__Task details__:
Filter the entries that follow, copying every line in which the word "name" appears.

─── Supplied records ───

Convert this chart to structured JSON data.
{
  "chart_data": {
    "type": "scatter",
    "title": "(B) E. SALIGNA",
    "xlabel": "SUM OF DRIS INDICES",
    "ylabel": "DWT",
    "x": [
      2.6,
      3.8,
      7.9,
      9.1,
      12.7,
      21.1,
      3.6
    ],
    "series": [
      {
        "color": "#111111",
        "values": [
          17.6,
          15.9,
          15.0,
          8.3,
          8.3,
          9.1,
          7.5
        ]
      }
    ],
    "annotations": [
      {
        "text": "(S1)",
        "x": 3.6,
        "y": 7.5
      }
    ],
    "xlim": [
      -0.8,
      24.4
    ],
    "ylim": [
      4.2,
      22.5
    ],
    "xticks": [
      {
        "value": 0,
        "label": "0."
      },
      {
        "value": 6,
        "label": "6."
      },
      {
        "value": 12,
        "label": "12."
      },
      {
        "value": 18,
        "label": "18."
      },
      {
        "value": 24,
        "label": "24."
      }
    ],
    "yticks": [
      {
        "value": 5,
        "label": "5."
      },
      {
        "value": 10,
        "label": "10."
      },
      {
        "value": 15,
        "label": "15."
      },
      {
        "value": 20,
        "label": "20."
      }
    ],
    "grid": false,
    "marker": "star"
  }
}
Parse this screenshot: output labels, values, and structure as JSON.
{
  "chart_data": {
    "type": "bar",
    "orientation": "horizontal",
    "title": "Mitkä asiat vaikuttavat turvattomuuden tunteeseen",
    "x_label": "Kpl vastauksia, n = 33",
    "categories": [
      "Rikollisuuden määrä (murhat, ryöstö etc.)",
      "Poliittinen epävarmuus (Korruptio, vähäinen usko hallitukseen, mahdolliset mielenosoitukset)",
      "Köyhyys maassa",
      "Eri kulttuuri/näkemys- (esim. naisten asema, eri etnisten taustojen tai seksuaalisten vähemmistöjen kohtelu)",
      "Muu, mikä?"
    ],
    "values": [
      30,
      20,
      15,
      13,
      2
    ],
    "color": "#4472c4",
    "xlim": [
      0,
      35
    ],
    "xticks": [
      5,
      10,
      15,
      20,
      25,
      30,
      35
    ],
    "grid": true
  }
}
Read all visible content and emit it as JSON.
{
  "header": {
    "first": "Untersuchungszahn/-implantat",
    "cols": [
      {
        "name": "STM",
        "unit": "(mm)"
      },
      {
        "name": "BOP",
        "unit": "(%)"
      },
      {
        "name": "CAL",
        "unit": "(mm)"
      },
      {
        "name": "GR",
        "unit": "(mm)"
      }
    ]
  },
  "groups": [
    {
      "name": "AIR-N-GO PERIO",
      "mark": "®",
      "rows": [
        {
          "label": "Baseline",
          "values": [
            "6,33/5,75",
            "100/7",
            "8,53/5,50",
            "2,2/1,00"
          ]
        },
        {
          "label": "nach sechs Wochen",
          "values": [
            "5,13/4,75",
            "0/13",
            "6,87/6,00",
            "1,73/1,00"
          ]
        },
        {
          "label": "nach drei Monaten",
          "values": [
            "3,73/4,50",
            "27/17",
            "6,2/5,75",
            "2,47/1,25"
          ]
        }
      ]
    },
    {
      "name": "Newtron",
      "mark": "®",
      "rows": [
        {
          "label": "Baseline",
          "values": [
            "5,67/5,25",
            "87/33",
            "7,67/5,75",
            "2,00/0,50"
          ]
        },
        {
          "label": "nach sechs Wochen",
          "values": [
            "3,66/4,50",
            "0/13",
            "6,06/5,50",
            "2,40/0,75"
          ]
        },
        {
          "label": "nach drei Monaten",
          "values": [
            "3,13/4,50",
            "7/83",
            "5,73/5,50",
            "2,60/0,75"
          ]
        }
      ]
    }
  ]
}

───

__Expected output__:
        "name": "STM",
        "name": "BOP",
        "name": "CAL",
        "name": "GR",
      "name": "AIR-N-GO PERIO",
      "name": "Newtron",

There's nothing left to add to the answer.